[START]

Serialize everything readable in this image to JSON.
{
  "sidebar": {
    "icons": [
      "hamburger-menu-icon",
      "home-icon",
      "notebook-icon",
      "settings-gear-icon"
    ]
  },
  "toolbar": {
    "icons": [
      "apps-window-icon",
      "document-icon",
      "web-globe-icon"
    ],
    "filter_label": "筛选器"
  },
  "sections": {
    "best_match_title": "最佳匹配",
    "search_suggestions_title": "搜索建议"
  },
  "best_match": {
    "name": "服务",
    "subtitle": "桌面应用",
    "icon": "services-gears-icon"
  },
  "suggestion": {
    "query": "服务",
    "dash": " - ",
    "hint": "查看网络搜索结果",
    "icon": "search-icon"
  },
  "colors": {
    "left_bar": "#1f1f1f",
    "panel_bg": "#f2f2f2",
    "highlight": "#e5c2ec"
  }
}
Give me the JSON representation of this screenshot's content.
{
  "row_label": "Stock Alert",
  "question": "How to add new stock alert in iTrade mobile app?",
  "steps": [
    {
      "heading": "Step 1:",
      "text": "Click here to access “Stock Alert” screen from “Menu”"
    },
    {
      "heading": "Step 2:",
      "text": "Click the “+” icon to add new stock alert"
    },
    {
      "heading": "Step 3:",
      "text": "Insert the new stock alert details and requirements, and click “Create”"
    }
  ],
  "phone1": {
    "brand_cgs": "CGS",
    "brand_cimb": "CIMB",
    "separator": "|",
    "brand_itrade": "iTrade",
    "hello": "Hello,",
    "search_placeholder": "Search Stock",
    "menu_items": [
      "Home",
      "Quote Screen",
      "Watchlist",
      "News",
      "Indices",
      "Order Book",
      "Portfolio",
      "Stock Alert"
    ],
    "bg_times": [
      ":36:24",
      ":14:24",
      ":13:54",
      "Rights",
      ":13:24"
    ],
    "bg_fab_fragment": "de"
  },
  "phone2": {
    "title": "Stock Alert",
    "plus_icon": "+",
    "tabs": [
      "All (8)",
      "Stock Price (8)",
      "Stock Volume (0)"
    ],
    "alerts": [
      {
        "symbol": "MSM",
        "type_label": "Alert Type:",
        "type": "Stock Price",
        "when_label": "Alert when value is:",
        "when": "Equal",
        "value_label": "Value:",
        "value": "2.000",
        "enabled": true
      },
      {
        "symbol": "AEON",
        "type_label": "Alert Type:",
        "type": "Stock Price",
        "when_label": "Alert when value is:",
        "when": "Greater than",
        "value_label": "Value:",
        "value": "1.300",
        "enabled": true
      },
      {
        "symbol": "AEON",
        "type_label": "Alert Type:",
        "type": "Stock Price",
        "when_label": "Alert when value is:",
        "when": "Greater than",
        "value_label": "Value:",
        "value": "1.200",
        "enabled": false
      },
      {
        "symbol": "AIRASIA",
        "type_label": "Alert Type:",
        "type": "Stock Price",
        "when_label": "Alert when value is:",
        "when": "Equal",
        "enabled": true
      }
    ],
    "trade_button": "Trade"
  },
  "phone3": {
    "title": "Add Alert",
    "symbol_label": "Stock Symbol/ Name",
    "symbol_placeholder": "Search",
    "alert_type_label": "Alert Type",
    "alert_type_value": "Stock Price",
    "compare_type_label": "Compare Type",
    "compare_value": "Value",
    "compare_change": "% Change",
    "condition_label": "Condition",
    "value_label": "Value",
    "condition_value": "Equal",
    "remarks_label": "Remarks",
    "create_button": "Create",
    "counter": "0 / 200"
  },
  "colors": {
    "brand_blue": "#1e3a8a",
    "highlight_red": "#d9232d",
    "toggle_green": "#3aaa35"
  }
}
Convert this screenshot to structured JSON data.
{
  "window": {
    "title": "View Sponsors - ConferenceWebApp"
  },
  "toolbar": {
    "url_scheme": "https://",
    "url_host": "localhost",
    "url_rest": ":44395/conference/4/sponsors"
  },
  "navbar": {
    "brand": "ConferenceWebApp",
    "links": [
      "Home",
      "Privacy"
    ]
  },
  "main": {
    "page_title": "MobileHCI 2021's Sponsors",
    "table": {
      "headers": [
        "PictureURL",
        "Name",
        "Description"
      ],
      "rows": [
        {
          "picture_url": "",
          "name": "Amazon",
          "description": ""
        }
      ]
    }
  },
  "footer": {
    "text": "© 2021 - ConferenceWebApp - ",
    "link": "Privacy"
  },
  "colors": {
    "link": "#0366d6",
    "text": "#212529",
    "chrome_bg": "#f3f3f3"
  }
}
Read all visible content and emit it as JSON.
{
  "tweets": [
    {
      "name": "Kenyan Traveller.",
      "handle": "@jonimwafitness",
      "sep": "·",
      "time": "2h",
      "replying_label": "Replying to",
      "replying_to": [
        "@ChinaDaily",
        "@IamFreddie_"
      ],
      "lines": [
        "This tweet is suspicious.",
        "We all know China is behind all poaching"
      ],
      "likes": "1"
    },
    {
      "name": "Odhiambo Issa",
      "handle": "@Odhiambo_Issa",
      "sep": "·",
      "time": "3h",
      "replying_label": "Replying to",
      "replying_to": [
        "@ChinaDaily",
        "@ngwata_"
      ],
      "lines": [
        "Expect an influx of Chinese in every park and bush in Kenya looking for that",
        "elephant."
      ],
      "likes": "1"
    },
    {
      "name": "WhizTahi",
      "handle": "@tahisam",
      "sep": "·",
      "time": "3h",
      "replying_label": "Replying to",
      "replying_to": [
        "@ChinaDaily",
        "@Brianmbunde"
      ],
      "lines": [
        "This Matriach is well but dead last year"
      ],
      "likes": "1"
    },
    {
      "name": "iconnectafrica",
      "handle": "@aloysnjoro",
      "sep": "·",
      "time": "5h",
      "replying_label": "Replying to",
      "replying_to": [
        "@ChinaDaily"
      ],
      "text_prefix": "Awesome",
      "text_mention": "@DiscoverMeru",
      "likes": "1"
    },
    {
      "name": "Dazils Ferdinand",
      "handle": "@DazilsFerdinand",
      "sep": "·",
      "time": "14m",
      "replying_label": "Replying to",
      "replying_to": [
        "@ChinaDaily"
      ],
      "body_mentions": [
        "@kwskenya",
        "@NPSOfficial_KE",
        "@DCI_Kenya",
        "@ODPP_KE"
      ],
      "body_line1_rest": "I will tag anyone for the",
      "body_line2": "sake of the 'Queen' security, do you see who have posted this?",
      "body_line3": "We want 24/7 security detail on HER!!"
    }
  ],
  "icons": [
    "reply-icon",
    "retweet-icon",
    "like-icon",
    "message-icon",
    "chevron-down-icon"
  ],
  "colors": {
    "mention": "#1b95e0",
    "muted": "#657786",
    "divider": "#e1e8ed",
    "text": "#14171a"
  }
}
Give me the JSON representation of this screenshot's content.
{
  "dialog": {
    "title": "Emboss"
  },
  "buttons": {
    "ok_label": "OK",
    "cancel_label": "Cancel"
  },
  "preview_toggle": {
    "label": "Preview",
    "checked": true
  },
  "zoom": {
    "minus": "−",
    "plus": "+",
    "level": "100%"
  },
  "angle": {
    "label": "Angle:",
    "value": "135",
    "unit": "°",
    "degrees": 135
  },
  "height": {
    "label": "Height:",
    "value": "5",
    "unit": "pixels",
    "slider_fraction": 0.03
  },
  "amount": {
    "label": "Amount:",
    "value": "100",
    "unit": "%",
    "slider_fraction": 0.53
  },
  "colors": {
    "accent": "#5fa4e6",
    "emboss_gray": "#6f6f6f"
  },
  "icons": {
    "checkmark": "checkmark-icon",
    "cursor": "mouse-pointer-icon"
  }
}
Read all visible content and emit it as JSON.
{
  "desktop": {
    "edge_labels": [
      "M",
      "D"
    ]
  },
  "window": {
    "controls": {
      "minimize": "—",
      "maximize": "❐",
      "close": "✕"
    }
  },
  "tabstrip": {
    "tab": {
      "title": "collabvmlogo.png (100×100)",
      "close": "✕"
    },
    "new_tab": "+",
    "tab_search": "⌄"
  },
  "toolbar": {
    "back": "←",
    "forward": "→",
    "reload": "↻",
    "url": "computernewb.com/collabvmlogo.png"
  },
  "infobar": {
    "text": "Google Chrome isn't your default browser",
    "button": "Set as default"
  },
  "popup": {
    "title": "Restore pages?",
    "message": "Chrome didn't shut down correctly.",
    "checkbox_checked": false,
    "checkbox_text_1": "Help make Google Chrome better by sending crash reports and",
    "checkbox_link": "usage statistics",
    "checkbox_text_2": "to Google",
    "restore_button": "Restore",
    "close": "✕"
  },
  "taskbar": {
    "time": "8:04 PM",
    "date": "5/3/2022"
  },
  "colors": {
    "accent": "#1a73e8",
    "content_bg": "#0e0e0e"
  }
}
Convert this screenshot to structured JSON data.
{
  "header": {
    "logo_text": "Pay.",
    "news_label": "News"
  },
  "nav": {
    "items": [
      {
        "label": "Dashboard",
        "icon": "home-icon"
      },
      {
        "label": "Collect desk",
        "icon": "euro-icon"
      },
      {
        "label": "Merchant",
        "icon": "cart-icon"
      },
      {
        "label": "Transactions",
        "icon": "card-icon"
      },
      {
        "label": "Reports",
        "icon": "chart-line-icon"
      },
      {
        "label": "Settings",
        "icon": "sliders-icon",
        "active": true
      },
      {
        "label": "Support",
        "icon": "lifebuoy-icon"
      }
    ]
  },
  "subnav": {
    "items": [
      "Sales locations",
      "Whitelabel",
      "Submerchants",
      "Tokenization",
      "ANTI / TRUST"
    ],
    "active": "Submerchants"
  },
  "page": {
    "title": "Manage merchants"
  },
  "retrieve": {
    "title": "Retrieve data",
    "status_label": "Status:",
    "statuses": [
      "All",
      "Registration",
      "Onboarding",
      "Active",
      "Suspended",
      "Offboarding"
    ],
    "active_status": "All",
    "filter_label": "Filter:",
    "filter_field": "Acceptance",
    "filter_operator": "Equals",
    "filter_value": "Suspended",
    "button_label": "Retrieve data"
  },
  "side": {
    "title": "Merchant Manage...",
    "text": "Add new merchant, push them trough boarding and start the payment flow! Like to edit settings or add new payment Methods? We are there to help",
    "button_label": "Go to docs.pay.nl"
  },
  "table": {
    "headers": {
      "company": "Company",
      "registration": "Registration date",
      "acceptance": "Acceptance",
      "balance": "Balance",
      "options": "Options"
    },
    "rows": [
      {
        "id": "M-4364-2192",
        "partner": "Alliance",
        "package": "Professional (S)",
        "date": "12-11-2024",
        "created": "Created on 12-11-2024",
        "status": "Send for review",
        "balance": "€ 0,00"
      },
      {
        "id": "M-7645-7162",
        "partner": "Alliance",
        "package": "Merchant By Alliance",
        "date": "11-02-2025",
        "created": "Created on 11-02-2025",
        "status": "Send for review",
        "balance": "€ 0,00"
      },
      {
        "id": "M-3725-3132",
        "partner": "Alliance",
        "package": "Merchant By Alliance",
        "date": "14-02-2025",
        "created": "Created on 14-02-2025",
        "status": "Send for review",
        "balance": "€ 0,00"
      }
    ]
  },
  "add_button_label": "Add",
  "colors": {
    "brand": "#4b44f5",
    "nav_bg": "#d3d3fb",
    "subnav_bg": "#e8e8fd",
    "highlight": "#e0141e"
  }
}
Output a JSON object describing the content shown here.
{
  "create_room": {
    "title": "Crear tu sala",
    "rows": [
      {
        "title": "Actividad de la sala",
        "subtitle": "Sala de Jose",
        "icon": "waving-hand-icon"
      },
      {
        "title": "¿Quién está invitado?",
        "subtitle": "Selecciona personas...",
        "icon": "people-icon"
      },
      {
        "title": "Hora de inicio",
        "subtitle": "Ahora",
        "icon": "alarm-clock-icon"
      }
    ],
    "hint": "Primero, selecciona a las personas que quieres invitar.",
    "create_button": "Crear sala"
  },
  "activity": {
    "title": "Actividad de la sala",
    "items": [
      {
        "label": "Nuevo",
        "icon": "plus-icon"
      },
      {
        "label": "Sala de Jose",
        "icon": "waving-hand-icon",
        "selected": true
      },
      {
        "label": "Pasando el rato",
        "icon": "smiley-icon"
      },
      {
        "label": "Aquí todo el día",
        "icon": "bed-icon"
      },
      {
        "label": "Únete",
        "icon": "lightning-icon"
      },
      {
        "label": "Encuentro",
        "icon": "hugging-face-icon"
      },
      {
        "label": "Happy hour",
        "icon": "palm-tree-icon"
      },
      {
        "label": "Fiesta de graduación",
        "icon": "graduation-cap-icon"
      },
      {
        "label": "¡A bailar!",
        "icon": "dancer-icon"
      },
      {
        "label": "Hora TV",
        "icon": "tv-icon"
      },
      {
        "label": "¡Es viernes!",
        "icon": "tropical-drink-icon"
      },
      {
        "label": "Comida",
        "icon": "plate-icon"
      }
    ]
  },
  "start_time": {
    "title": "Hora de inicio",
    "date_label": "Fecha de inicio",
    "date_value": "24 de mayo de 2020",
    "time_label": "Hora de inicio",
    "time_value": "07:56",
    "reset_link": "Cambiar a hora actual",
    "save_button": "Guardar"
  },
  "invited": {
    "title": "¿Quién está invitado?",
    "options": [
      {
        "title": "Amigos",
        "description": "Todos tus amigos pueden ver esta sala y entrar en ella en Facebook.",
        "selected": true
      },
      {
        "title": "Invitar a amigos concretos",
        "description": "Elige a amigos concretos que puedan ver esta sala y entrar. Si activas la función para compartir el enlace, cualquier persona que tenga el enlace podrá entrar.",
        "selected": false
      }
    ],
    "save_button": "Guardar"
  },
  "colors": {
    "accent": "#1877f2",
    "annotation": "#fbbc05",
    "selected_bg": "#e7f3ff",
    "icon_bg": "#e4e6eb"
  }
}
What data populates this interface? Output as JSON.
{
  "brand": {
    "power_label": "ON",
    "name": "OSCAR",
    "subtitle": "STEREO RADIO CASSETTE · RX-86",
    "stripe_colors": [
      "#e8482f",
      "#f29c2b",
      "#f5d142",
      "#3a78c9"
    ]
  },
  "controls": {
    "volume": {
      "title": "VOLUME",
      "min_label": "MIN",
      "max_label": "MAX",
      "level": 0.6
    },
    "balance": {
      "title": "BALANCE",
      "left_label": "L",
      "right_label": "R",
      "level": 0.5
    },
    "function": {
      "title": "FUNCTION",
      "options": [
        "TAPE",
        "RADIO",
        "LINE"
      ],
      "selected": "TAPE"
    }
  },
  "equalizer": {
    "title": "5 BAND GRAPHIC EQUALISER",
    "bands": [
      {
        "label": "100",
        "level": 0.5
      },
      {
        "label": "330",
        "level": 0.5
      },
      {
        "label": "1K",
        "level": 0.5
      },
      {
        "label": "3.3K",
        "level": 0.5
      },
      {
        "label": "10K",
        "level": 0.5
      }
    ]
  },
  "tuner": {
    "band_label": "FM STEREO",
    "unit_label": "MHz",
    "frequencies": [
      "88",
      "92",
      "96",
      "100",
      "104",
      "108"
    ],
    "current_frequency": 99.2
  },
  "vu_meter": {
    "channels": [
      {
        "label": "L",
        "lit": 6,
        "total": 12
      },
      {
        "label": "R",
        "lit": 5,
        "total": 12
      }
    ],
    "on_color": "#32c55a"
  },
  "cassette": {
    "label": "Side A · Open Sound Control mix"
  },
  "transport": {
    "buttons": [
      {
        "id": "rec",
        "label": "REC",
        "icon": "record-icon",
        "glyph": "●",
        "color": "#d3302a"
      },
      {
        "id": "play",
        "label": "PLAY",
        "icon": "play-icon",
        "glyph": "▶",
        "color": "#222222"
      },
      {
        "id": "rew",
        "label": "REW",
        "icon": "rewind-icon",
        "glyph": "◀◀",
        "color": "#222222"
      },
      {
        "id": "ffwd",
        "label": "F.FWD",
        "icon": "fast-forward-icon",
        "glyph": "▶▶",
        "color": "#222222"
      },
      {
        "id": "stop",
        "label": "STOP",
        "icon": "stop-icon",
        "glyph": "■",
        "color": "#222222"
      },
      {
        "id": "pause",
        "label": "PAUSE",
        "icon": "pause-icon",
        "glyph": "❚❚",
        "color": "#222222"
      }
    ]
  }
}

[END]

• [Exercise objective]: Using the records above, list each line that includes "está".

• [Task solution]:
        "title": "¿Quién está invitado?",
    "title": "¿Quién está invitado?",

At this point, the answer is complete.